Take every line that has the string "screenshot" and copy it out.

*****

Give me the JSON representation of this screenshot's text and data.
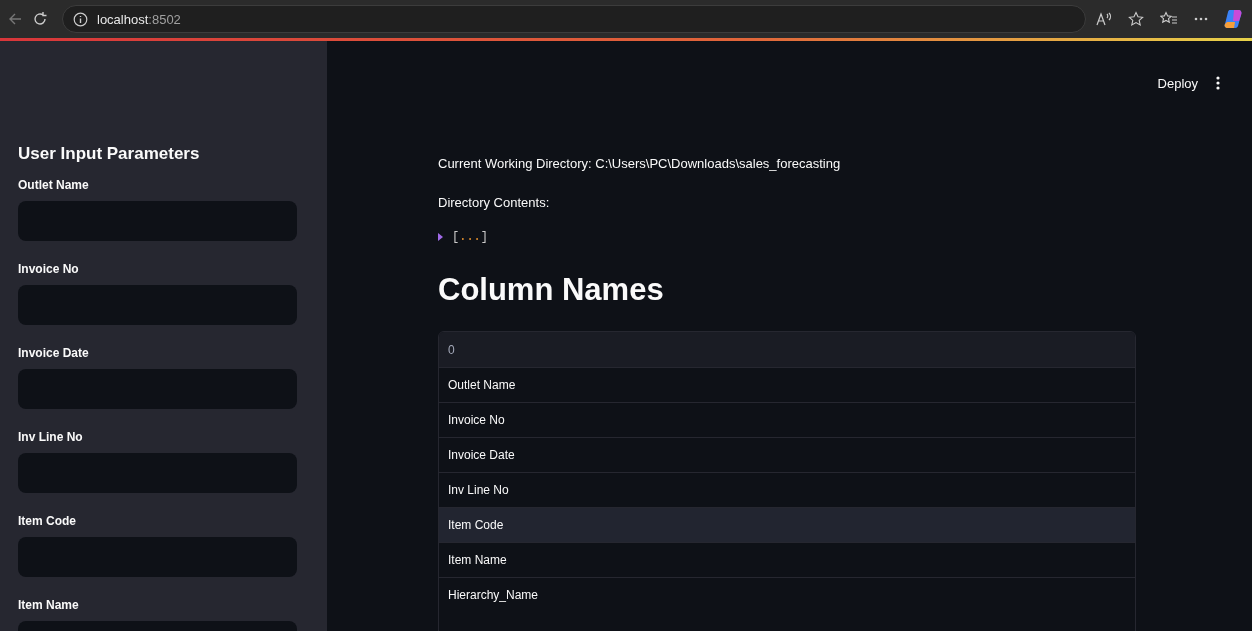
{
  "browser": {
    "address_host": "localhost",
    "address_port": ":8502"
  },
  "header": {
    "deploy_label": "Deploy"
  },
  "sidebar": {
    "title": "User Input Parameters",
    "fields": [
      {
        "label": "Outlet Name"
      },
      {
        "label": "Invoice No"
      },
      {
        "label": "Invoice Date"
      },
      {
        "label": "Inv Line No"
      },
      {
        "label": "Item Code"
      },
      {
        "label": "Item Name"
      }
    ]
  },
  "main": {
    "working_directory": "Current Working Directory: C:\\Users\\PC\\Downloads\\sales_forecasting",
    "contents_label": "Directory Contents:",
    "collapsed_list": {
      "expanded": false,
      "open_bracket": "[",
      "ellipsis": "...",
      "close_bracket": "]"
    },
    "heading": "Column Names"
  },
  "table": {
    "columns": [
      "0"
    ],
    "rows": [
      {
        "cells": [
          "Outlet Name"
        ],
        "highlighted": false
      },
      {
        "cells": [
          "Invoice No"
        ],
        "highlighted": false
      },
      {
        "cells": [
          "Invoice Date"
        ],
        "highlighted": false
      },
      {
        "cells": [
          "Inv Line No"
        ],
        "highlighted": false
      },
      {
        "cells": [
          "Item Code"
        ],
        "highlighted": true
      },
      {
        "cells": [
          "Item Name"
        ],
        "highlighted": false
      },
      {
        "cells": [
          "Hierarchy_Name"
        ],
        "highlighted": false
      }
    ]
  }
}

*****

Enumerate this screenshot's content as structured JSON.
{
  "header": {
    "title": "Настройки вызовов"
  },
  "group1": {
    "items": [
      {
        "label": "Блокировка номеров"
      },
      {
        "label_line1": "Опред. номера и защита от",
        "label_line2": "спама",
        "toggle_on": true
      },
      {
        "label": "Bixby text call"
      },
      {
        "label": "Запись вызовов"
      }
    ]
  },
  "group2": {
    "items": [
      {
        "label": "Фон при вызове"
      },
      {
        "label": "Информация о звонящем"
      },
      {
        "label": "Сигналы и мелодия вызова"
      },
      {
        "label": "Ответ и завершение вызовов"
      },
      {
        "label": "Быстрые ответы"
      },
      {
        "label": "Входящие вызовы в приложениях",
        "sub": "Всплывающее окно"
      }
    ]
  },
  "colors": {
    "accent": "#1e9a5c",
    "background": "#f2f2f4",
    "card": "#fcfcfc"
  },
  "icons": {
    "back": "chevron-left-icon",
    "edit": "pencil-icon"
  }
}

*****

* Reply
Give me the JSON representation of this screenshot's text and data.
Enumerate this screenshot's content as structured JSON.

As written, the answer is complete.